# START OF Stored data

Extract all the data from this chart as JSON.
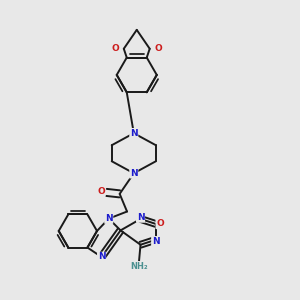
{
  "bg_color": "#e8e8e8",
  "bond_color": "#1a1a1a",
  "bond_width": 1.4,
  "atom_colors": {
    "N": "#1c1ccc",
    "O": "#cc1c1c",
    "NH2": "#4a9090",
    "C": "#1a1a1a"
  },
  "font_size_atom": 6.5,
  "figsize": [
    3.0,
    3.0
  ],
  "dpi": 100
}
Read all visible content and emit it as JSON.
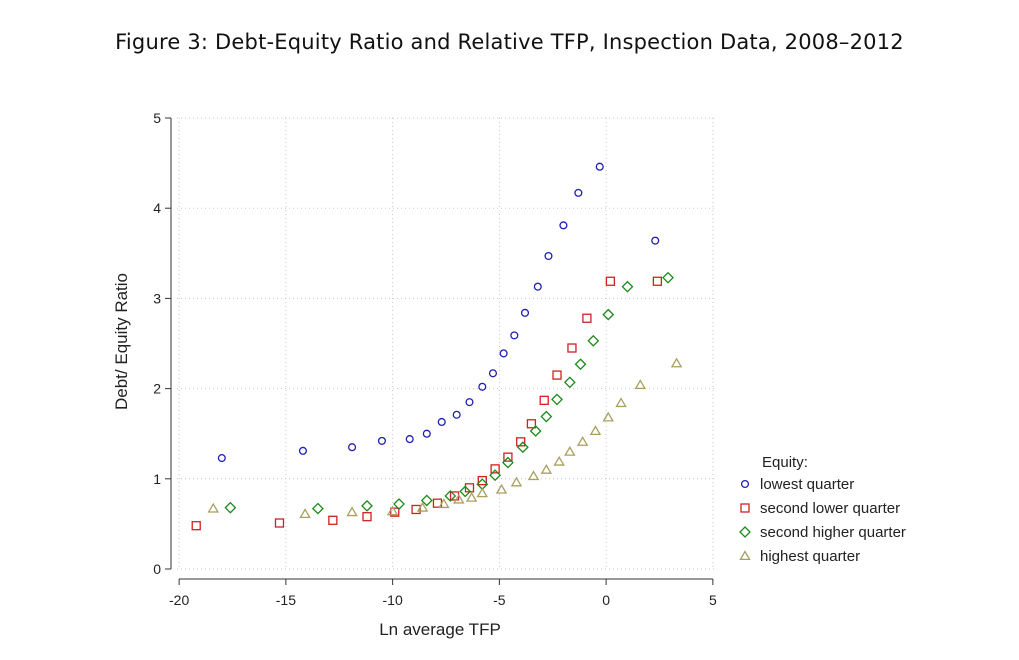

# END OF Stored data
# START OF Stored data

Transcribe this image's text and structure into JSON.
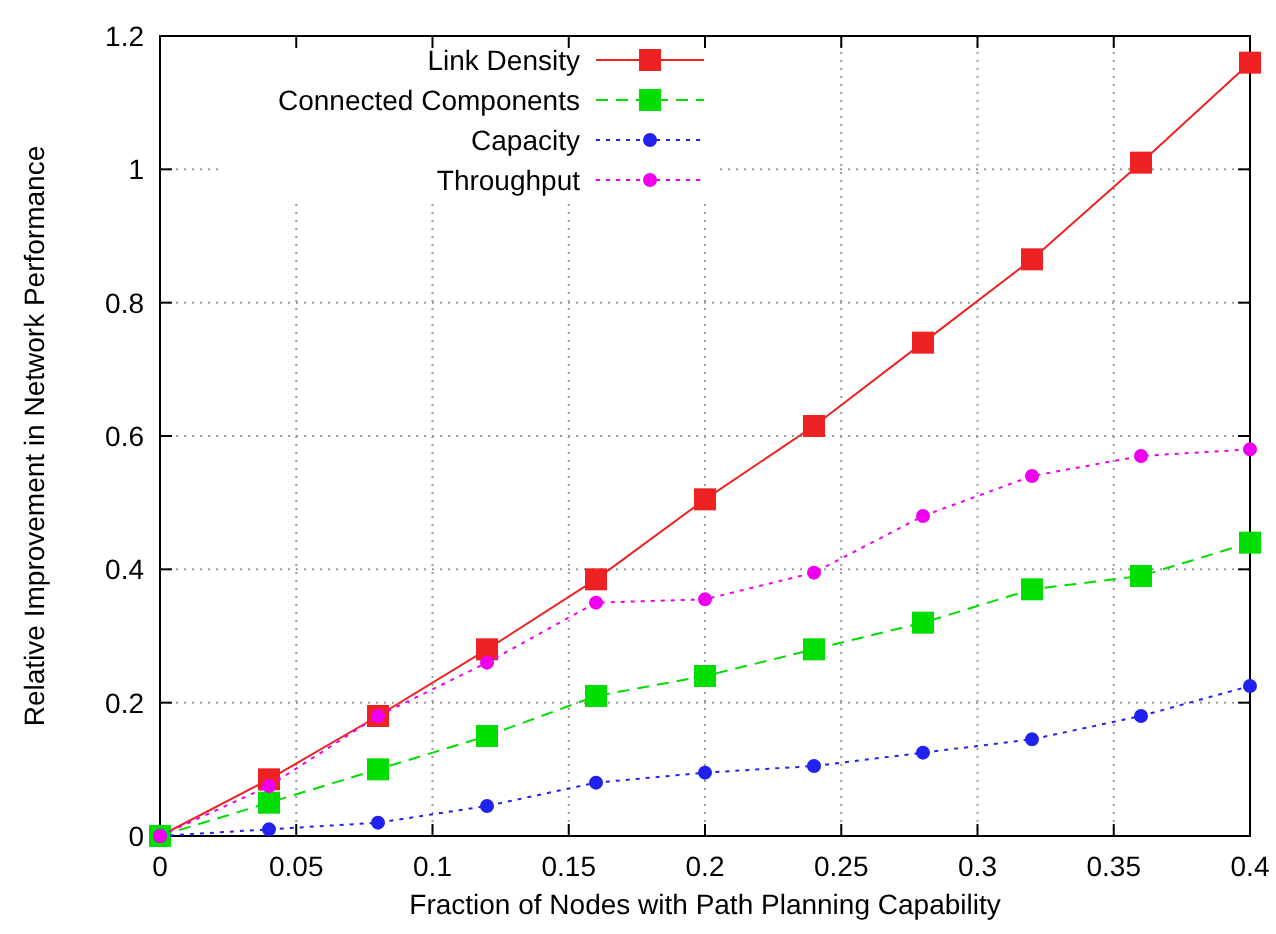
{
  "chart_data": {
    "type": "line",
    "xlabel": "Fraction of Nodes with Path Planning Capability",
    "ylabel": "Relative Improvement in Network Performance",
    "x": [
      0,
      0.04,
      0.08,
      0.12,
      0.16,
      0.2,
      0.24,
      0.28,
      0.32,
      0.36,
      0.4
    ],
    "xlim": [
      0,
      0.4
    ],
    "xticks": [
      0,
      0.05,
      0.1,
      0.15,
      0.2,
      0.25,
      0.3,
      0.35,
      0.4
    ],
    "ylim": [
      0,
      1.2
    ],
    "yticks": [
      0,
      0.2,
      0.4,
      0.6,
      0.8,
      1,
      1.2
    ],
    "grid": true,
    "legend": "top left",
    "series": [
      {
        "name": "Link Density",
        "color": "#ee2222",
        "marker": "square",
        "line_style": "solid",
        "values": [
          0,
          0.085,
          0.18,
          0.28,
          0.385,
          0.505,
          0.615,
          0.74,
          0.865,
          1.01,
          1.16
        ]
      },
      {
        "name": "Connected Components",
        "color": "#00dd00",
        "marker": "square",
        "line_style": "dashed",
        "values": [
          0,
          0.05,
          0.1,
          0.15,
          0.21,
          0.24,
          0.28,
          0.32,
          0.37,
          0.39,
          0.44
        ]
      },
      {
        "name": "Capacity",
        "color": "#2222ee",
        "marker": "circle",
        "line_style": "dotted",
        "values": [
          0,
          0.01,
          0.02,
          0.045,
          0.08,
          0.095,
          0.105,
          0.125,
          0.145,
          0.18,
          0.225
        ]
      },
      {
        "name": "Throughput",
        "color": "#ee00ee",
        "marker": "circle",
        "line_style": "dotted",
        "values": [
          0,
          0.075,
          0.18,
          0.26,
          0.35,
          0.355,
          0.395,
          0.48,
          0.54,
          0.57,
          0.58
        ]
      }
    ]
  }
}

# END OF Stored data

Written request:
Above are records with pictures. Reproduce exactly only the lines from the line with "Extract all the data from this chart as JSON." through the line with "Read all visible content and emit it as JSON.", both ends included, and leave the pictures out.

Answer for the task:
Extract all the data from this chart as JSON.
{
  "bg_color": "#e8e8e8",
  "bond_color": "#1a1a1a",
  "bond_width": 1.4,
  "atom_colors": {
    "N": "#1c1ccc",
    "O": "#cc1c1c",
    "NH2": "#4a9090",
    "C": "#1a1a1a"
  },
  "font_size_atom": 6.5,
  "figsize": [
    3.0,
    3.0
  ],
  "dpi": 100
}
Read all visible content and emit it as JSON.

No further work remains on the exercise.